Task set
1. In the interview excerpt on science popularization, why does the speaker consider popularization important? Answer in one to three sentences.
2. List every action the speaker in the interview excerpt on science popularization names after the words "it makes sense to us to".
3. Continue the interview excerpt on science popularization from the point where it stops.

Text excerpt
__________________________________________________

Part of the winning study was also a popularization text. You yourself like to devote yourself to popularization. Why do you think it’s important?

Personally, I think that even though there are excellent popularizers of science, there are still not enough of them at present. We scientists do science because we enjoy it, it makes sense to us to explore and get to the bottom of various things and then share the results among ourselves and discuss them. But it’s a very demanding job and ordinary people out there still don’t understand much what we actually do. It would be great to explain it to them more, so that they could at least a little penetrate into our fascinating world of science and also get excited by it. I find it a pity that popularization is not something automatic that a scientist would do. I understand that it’s not for everyone, but I think that everyone who is at least a little close to it and it makes sense to them should try to talk about science in an understandable way and get involved in the popularization and communication of science.

Do you think there is enough space for popularization in science?

__________________________________________________

Records shown
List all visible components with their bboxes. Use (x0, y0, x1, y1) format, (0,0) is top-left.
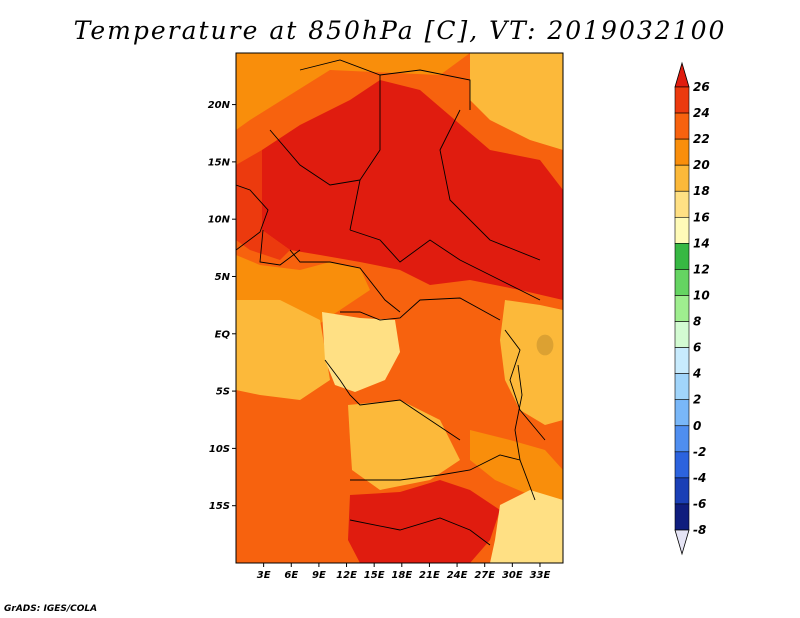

__________________________________________________

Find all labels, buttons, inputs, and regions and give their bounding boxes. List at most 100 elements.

__________________________________________________

Written responses
1. The speaker says there are still not enough popularizers and that ordinary people still don't understand much of what scientists do. Explaining it to them more would let them get at least a little way into the fascinating world of science and get excited by it too.

2.
- Explore various things
- Get to the bottom of various things
- Share the results among themselves
- Discuss the results

3.
Unfortunately, it is not a priority, publishing is. Communication, in my opinion, would deserve much more space and greater emphasis from the authorities. Therefore, I was pleased that a popularization text was part of the competition work for the Jiřina Michlová Prize, which highlighted the importance of popularization. I think that’s a good impulse for scientists. In general, however, it is rather the case that if a scientist wants to devote himself to popularization, he has to find time for it himself. It would be great, for example, if courses in science communication were part of doctoral study programs.

Do you have someone among popularizers who inspires you?

Anyone who speaks with passion and enthusiasm always catches my attention. The first science communicators for me were already high school teachers, on whom it was visible that they lived their topic, and that it made them happy. I admire everyone like that and it’s kind of a role model for me.